Aim of the exercise
Set all the material down again unchanged, without the pictures.

[Dataset items]
════════════════════

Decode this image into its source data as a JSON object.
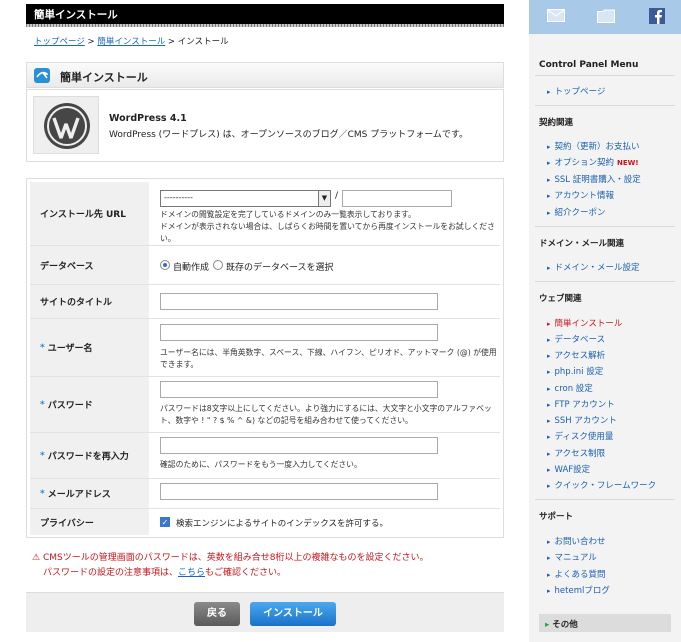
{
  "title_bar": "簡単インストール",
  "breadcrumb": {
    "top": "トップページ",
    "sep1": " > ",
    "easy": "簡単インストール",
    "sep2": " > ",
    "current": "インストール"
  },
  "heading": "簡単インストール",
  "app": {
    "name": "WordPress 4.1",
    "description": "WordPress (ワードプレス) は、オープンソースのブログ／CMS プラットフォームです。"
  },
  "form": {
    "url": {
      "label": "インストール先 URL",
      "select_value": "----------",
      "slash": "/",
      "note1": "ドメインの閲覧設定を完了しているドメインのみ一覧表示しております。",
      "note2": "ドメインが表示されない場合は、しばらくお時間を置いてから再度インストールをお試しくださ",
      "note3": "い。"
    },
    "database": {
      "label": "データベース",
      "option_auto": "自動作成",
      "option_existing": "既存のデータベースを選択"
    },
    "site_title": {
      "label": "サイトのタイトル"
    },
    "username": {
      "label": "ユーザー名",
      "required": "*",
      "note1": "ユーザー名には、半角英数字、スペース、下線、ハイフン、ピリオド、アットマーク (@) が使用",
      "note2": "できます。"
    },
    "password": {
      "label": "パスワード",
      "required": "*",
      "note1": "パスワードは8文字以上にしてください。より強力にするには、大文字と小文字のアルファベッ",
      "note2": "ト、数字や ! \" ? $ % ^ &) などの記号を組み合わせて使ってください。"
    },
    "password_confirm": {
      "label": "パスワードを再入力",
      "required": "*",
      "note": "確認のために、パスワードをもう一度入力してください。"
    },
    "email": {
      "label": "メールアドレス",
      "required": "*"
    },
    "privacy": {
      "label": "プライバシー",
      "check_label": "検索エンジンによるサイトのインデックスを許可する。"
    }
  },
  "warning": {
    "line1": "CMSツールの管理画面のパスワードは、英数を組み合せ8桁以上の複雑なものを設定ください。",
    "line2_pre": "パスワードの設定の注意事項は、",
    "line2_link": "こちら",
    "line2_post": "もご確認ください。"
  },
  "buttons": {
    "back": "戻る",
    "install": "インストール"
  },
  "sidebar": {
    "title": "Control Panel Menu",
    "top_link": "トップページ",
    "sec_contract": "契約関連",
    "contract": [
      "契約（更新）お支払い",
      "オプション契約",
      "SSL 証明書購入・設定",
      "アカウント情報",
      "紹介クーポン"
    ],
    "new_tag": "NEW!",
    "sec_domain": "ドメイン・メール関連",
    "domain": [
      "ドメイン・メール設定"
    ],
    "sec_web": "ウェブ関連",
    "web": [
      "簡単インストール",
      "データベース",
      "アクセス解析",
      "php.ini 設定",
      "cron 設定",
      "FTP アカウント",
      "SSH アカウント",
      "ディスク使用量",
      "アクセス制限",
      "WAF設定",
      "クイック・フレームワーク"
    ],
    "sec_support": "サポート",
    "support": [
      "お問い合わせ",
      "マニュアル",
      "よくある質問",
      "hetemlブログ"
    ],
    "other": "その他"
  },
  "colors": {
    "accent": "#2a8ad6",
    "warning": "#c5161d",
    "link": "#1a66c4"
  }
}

════════════════════

Correct result
Decode this image into its source data as a JSON object.
{
  "title_bar": "簡単インストール",
  "breadcrumb": {
    "top": "トップページ",
    "sep1": " > ",
    "easy": "簡単インストール",
    "sep2": " > ",
    "current": "インストール"
  },
  "heading": "簡単インストール",
  "app": {
    "name": "WordPress 4.1",
    "description": "WordPress (ワードプレス) は、オープンソースのブログ／CMS プラットフォームです。"
  },
  "form": {
    "url": {
      "label": "インストール先 URL",
      "select_value": "----------",
      "slash": "/",
      "note1": "ドメインの閲覧設定を完了しているドメインのみ一覧表示しております。",
      "note2": "ドメインが表示されない場合は、しばらくお時間を置いてから再度インストールをお試しくださ",
      "note3": "い。"
    },
    "database": {
      "label": "データベース",
      "option_auto": "自動作成",
      "option_existing": "既存のデータベースを選択"
    },
    "site_title": {
      "label": "サイトのタイトル"
    },
    "username": {
      "label": "ユーザー名",
      "required": "*",
      "note1": "ユーザー名には、半角英数字、スペース、下線、ハイフン、ピリオド、アットマーク (@) が使用",
      "note2": "できます。"
    },
    "password": {
      "label": "パスワード",
      "required": "*",
      "note1": "パスワードは8文字以上にしてください。より強力にするには、大文字と小文字のアルファベッ",
      "note2": "ト、数字や ! \" ? $ % ^ &) などの記号を組み合わせて使ってください。"
    },
    "password_confirm": {
      "label": "パスワードを再入力",
      "required": "*",
      "note": "確認のために、パスワードをもう一度入力してください。"
    },
    "email": {
      "label": "メールアドレス",
      "required": "*"
    },
    "privacy": {
      "label": "プライバシー",
      "check_label": "検索エンジンによるサイトのインデックスを許可する。"
    }
  },
  "warning": {
    "line1": "CMSツールの管理画面のパスワードは、英数を組み合せ8桁以上の複雑なものを設定ください。",
    "line2_pre": "パスワードの設定の注意事項は、",
    "line2_link": "こちら",
    "line2_post": "もご確認ください。"
  },
  "buttons": {
    "back": "戻る",
    "install": "インストール"
  },
  "sidebar": {
    "title": "Control Panel Menu",
    "top_link": "トップページ",
    "sec_contract": "契約関連",
    "contract": [
      "契約（更新）お支払い",
      "オプション契約",
      "SSL 証明書購入・設定",
      "アカウント情報",
      "紹介クーポン"
    ],
    "new_tag": "NEW!",
    "sec_domain": "ドメイン・メール関連",
    "domain": [
      "ドメイン・メール設定"
    ],
    "sec_web": "ウェブ関連",
    "web": [
      "簡単インストール",
      "データベース",
      "アクセス解析",
      "php.ini 設定",
      "cron 設定",
      "FTP アカウント",
      "SSH アカウント",
      "ディスク使用量",
      "アクセス制限",
      "WAF設定",
      "クイック・フレームワーク"
    ],
    "sec_support": "サポート",
    "support": [
      "お問い合わせ",
      "マニュアル",
      "よくある質問",
      "hetemlブログ"
    ],
    "other": "その他"
  },
  "colors": {
    "accent": "#2a8ad6",
    "warning": "#c5161d",
    "link": "#1a66c4"
  }
}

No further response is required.